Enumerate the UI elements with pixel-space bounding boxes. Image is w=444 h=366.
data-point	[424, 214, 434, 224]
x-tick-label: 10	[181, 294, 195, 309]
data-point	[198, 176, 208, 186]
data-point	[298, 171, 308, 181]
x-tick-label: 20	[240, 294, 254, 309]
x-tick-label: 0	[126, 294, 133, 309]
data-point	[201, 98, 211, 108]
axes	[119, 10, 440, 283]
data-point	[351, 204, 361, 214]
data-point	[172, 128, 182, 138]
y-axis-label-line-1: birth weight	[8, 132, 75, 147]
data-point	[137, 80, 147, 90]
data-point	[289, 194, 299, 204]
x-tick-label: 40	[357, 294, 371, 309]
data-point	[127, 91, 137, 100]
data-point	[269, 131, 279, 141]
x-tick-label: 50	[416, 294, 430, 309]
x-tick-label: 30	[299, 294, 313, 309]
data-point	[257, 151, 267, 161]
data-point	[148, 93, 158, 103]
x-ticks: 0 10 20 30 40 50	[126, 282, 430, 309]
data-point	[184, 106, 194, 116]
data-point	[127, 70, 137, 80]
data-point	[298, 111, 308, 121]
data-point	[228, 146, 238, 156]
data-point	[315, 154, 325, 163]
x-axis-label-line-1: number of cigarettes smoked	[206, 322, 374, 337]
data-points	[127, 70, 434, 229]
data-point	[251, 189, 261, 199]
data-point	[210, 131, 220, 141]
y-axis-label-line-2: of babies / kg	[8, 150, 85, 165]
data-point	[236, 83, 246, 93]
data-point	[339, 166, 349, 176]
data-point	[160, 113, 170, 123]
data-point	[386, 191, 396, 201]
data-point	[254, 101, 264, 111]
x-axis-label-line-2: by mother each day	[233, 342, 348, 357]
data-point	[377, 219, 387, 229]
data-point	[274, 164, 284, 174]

---

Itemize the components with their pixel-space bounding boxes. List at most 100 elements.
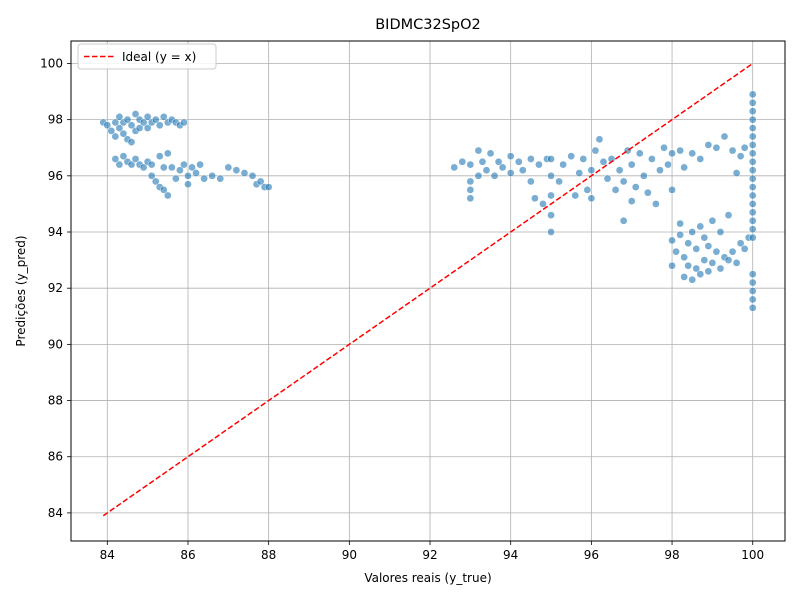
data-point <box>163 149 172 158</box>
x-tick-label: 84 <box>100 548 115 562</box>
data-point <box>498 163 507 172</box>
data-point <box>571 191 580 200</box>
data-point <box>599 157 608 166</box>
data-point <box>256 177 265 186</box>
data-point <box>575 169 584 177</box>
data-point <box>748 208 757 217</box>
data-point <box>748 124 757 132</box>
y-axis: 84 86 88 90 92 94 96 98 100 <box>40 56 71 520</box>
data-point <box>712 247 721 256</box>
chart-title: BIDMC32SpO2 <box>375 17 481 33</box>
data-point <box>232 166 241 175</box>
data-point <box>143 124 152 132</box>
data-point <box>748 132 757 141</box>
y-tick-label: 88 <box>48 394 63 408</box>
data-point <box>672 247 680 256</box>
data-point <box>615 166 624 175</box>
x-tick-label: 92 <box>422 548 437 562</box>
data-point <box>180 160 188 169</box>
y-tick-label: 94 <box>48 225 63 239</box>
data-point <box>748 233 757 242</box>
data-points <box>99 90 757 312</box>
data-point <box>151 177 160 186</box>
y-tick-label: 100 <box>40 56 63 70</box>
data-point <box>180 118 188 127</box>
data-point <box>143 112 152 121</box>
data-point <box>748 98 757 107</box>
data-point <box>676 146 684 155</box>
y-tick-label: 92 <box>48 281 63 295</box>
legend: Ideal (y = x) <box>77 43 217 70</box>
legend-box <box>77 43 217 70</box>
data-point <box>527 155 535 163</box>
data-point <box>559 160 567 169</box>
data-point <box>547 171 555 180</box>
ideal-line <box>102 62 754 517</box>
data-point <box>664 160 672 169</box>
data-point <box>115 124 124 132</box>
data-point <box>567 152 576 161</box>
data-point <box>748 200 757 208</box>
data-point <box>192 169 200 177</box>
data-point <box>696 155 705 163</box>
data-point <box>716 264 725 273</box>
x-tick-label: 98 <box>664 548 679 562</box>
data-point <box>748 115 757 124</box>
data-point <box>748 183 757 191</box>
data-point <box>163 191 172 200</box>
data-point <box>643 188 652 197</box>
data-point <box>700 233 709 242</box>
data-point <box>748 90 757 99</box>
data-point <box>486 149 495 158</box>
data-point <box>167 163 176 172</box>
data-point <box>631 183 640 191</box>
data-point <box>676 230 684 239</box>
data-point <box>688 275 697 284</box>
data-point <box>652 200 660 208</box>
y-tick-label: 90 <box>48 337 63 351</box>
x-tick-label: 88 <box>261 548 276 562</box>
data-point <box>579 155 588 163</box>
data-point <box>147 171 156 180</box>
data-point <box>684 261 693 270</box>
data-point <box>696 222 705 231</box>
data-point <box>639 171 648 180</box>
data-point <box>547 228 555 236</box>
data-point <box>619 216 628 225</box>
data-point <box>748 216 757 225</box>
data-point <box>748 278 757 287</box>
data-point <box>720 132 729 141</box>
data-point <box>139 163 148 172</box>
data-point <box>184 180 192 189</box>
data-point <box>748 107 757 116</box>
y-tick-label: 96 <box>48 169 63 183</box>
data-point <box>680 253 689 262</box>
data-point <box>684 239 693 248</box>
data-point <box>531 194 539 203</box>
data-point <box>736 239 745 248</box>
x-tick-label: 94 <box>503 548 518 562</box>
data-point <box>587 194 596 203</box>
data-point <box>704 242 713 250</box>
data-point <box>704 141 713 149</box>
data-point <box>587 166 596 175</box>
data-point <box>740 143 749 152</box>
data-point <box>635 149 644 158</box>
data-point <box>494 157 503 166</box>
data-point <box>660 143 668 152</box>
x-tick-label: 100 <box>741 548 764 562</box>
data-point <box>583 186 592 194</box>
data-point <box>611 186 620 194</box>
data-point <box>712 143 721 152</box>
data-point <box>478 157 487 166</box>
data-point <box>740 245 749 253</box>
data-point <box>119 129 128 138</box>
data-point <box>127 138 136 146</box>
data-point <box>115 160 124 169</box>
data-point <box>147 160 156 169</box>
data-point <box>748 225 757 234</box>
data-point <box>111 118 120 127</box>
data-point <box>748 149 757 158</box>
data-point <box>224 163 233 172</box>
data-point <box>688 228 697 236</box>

EXERCISE DIRECTIONS —
Copy the data above word for word, starting at the line that contains "Enumerate the UI" and ending at the line that contains "128, 182, 138]".

RESPONSE —
Enumerate the UI elements with pixel-space bounding boxes. Image is w=444 h=366.
data-point	[424, 214, 434, 224]
x-tick-label: 10	[181, 294, 195, 309]
data-point	[198, 176, 208, 186]
data-point	[298, 171, 308, 181]
x-tick-label: 20	[240, 294, 254, 309]
x-tick-label: 0	[126, 294, 133, 309]
data-point	[201, 98, 211, 108]
axes	[119, 10, 440, 283]
data-point	[351, 204, 361, 214]
data-point	[172, 128, 182, 138]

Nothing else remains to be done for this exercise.